PROBLEM DESCRIPTION: Find every line in the records that holds the string "ссылок". Copy each one.

Stored data:
====
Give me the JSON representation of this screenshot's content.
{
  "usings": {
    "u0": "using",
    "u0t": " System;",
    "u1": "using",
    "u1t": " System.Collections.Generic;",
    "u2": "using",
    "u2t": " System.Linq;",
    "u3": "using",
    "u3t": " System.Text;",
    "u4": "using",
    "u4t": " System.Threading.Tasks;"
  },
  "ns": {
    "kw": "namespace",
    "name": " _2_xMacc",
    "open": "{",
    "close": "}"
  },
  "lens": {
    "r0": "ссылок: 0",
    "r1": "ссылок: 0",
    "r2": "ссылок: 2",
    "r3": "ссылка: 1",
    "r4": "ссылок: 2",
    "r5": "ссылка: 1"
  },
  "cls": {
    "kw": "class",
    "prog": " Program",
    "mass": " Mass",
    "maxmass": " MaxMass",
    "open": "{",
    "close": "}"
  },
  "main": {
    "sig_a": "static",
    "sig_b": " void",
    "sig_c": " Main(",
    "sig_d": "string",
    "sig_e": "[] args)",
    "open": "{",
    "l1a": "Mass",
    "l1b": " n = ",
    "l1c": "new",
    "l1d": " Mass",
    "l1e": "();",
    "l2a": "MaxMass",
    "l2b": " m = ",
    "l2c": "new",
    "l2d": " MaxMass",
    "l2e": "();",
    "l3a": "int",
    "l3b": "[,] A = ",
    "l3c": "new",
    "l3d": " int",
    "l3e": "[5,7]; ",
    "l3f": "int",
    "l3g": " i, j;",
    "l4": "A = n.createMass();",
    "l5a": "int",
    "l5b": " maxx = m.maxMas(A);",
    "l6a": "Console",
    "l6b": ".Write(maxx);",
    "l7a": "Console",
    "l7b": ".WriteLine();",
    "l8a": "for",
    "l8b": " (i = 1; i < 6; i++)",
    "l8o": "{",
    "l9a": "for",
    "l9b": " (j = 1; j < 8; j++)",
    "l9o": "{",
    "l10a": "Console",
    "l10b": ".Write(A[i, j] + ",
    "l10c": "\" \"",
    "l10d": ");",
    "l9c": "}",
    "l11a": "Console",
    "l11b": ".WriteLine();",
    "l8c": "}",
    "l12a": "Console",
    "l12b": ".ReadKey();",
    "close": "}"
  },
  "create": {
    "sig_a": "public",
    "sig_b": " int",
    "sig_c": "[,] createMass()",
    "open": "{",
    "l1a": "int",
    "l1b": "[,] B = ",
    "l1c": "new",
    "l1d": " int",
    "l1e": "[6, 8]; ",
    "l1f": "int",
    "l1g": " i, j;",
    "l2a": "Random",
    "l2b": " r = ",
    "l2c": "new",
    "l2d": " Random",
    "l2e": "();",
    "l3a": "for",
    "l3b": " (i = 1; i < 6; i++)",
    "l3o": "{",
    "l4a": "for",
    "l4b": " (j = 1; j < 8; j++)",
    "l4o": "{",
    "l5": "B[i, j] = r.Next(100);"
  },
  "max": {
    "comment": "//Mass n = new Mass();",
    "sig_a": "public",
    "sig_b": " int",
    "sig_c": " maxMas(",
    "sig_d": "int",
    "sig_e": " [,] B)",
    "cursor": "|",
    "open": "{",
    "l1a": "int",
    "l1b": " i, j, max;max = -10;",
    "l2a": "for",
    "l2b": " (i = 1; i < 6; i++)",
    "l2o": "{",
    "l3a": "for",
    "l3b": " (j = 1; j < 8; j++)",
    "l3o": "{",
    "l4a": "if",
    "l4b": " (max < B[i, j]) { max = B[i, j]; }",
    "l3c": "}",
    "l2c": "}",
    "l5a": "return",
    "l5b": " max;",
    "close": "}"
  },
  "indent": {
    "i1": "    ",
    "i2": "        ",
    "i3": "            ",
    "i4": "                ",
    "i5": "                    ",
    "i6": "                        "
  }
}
====
WRITTEN RESPONSE:
    "r0": "ссылок: 0",
    "r1": "ссылок: 0",
    "r2": "ссылок: 2",
    "r4": "ссылок: 2",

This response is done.